-------- TEXT EXTRACT
Add the WebSocket protocol to WE apps

[quote=169331:@olivier vidal]Currently, the browser sends regularly a request to the server to see if there is anything to recover. It’s expensive. “502 bad gateway” errors also regularly appear in the browser console. (Even if it has no impact, it worries customers).

[/quote]

The “502 Bad Gateway” error is not a Xojo/browser error - it’s returned by a proxy or load balancer. It means that for whatever reason the underlying Xojo app did not respond within its timeout period. Depending on what you are using to proxy you may need to adjust the time out. It’s possible this happens in CGI mode as well as Apache does have a CGI time out as well.

Also keep in mind that regardless of traditional HTTP or WS if the Xojo app is busy doing something then its not responding to your request. The key is to run more apps behind a balancer, not tweak the specifics of the protocol. The other key is to keep long running tasks out of your web app. Delegate to an accessory console app or run a background queue, etc.

In high usage environments you want your web app only responding to requests, not performing any long running tasks.

WS will help with the chatter though and make the app generally more responsive - especially on mobile - assuming the app CAN respond because its not busy with other users/tasks.

Thank you Phillip!
----------------
-------- DATASET CONTENT
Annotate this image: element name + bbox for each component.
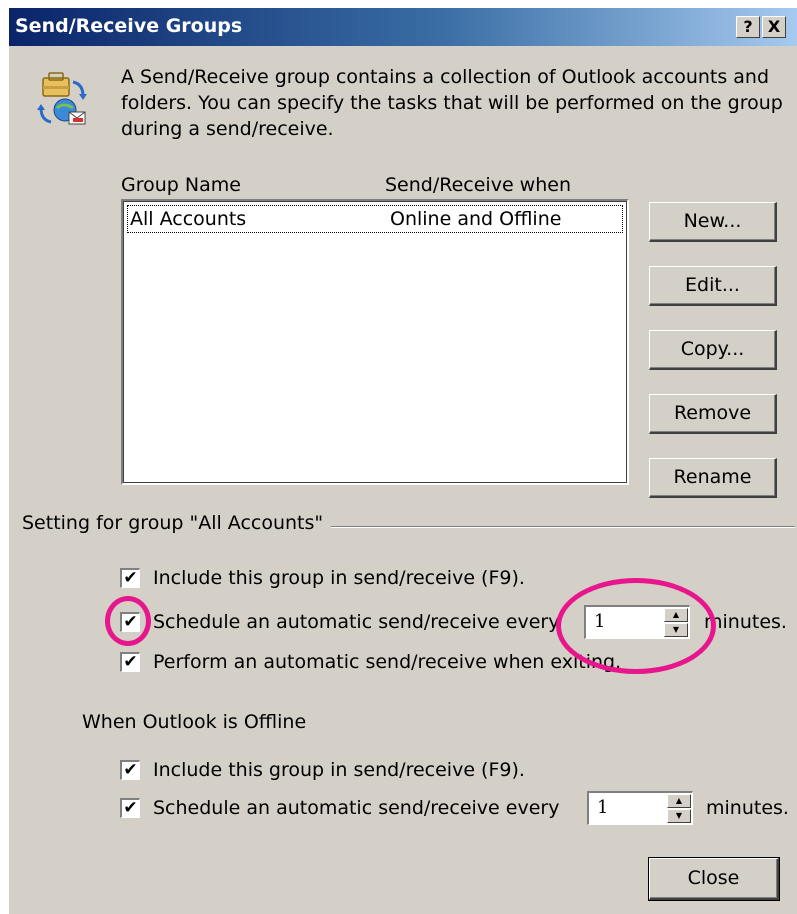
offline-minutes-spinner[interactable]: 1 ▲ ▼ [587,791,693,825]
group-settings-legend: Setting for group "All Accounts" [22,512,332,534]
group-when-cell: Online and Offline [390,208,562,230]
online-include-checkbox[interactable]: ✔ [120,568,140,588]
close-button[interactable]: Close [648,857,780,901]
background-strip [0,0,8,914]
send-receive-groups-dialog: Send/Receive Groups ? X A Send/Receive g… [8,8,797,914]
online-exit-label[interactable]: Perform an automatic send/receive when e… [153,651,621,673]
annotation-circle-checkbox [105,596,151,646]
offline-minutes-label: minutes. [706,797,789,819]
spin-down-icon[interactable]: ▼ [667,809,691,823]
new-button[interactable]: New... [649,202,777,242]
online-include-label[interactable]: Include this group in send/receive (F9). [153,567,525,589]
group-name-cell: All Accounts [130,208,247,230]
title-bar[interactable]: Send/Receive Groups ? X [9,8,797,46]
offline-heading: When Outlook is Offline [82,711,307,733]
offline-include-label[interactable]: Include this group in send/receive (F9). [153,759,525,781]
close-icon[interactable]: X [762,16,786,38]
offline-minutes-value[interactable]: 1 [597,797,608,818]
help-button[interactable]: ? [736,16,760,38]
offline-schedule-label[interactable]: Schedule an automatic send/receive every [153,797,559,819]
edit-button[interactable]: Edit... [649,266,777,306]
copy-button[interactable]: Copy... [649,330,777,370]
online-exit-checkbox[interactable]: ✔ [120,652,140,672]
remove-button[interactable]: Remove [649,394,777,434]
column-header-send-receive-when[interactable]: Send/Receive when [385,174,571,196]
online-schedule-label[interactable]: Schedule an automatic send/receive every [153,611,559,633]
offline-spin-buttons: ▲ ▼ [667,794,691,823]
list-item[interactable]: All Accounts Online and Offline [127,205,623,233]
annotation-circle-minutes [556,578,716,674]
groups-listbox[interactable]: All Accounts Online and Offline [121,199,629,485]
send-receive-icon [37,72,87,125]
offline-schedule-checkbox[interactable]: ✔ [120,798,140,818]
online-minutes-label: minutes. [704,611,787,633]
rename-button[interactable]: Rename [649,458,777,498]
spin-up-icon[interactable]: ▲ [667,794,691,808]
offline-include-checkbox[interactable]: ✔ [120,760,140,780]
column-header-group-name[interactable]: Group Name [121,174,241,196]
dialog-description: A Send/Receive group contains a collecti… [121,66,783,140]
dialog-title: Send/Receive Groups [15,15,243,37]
----------------
-------- DATASET CONTENT
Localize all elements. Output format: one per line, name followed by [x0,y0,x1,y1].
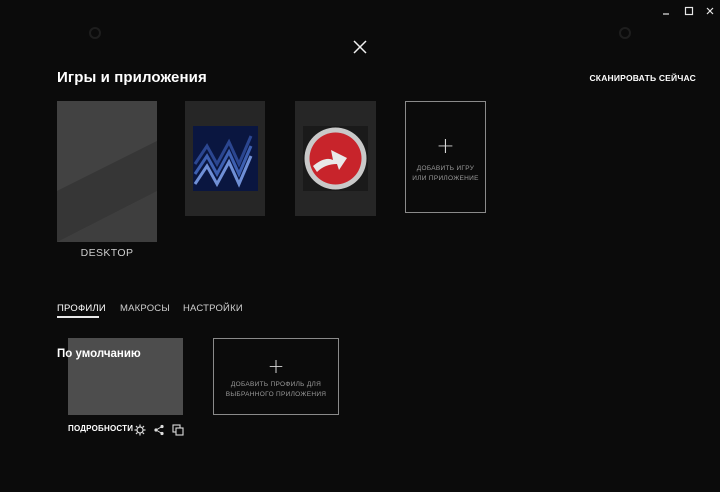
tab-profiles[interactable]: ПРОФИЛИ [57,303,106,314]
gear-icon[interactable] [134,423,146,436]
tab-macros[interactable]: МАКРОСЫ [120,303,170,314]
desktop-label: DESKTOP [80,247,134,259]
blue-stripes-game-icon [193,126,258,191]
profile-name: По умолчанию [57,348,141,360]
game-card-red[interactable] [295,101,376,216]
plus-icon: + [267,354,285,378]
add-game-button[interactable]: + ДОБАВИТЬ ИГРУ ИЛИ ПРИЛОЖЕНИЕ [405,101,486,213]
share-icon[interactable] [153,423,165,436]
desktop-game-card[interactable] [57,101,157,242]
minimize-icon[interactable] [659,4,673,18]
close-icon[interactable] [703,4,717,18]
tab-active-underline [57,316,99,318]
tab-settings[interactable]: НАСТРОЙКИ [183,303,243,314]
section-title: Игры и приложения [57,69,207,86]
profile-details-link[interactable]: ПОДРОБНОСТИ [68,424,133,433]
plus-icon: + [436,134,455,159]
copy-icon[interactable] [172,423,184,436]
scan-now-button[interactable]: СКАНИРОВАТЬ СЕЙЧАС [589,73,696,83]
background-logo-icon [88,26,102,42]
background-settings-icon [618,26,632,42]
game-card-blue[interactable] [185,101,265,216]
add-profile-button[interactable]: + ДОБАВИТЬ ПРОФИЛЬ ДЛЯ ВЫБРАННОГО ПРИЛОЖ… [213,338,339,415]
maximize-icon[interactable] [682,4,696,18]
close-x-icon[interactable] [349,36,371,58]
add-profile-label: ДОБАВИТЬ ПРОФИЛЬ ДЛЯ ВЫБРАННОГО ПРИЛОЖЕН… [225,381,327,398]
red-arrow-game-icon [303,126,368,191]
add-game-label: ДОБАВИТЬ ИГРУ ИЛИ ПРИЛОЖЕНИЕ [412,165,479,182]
----------------
* _TO DO_:
**A)** In the forum post about adding WebSocket to web apps, what returns the "502 Bad Gateway" error?
**B)** Print the section of the WebSocket forum post starting with "Also keep in" and going on through "with other users/tasks.".

* _EXERCISE RESULTS_:
**A)** A proxy or load balancer returns it, not Xojo or the browser.

**B)**
Also keep in mind that regardless of traditional HTTP or WS if the Xojo app is busy doing something then its not responding to your request. The key is to run more apps behind a balancer, not tweak the specifics of the protocol. The other key is to keep long running tasks out of your web app. Delegate to an accessory console app or run a background queue, etc.

In high usage environments you want your web app only responding to requests, not performing any long running tasks.

WS will help with the chatter though and make the app generally more responsive - especially on mobile - assuming the app CAN respond because its not busy with other users/tasks.